Source document>
Pyrovalerone Stats & Data

Reasoning and harm-reduction justifications (with citations): 1) Chemical identity and synonyms are confirmed on PubChem; pyrovalerone is the parent of the α‑pyrrolidinophenone class (α‑PVP is desmethyl‑pyrovalerone), supporting cross‑tolerance/similar risks. 2) Dose and duration data for pyrovalerone are sparse; α‑PVP vaults and extensive community reports show fast onset, short peak, and prolonged residual stimulation with strong redose drive, so conservative, estimate‑level timings were used and clearly labeled. 3) The pyrrolidinophenone class has documented health harms and dependence/compulsion potential in EU risk assessments (α‑PVP/MDPV), supporting a high addiction potential warning for pyrovalerone as a close analog. 4) Combining stimulants with MAOIs or other stimulants is widely flagged as dangerous by harm‑reduction orgs (TripSit combo guidance) and stimulant basics (DrugWise); this underpins the interactions table. 5) Because potency is high and scales are often imprecise at low mg, volumetric dosing is recommended; TripSit provides a community volumetric converter tool. 6) Reagent color tests have limitations for distinguishing similar cathinones; lab‑grade drug checking (GC‑MS/FT‑IR/LC‑MS) via community services (e.g., DrugsData/Erowid network) is recommended where available. 7) IV use significantly increases infection and overdose/arrhythmia risks; if people inject, sterile technique and syringe exchange practices reduce BBV transmission and other harms (general HR guidance). 8) Class‑level in vitro toxicity concerns have been reported for pyrovalerones (discussion summarizing peer‑reviewed data is cited within Bluelight HR discussions), justifying conservative dosing and spacing. 9) Given rarity and mislabeling risks in unregulated markets, pre‑portioning a session cap, avoiding rapid redosing, hydration with electrolytes, cooling strategies, and sleep planning mirror HR for α‑PVP/MDPV and general stimulant guidance.

Records>
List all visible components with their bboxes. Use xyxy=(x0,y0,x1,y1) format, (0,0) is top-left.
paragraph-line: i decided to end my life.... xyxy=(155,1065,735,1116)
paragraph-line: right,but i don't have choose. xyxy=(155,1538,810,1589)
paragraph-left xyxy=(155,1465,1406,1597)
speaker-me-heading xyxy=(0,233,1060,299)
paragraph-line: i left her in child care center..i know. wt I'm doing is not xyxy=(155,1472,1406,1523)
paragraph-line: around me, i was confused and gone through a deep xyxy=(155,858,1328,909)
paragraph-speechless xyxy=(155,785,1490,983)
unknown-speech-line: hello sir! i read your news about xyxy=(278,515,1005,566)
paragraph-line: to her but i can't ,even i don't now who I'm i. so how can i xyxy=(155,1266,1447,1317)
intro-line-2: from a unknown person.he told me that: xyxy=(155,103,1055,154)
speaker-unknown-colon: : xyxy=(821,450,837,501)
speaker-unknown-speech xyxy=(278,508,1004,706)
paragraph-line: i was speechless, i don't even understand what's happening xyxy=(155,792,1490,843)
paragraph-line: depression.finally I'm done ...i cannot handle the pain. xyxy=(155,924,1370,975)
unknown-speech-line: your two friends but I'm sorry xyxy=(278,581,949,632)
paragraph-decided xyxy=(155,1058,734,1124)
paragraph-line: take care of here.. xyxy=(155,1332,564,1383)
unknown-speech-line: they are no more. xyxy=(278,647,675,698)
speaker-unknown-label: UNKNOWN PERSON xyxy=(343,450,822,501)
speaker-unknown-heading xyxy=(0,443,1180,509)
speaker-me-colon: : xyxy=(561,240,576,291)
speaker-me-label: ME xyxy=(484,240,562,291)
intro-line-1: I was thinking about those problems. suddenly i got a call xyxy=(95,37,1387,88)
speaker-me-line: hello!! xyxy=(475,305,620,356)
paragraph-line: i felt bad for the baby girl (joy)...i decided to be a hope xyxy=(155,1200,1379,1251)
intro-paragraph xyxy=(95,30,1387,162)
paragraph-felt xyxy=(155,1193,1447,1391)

Work request A>
Answer these questions from the pyrovalerone text.
(i) What does the text say α‑PVP is, in relation to pyrovalerone?
(ii) Which organization provides a community volumetric converter tool?
(iii) Which lab-grade drug checking methods does the text name?
Work request B>
Does each statement agree with the pyrovalerone text? Answer yes or no, and quote the words that decide it.
(i) Dose and duration data for pyrovalerone are plentiful.
(ii) Reagent color tests reliably tell similar cathinones apart.
(iii) IV use raises the risk of infection.
Work request C>
List every practice that the last numbered point of the pyrovalerone text says mirrors harm reduction for α‑PVP/MDPV and general stimulant guidance.

Answer box A>
(i) Desmethyl‑pyrovalerone.
(ii) TripSit.
(iii) GC‑MS, FT‑IR and LC‑MS.

Answer box B>
(i) No: "Dose and duration data for pyrovalerone are sparse"
(ii) No: "Reagent color tests have limitations for distinguishing similar cathinones"
(iii) Yes: "IV use significantly increases infection and overdose/arrhythmia risks"

Answer box C>
- pre‑portioning a session cap
- avoiding rapid redosing
- hydration with electrolytes
- cooling strategies
- sleep planning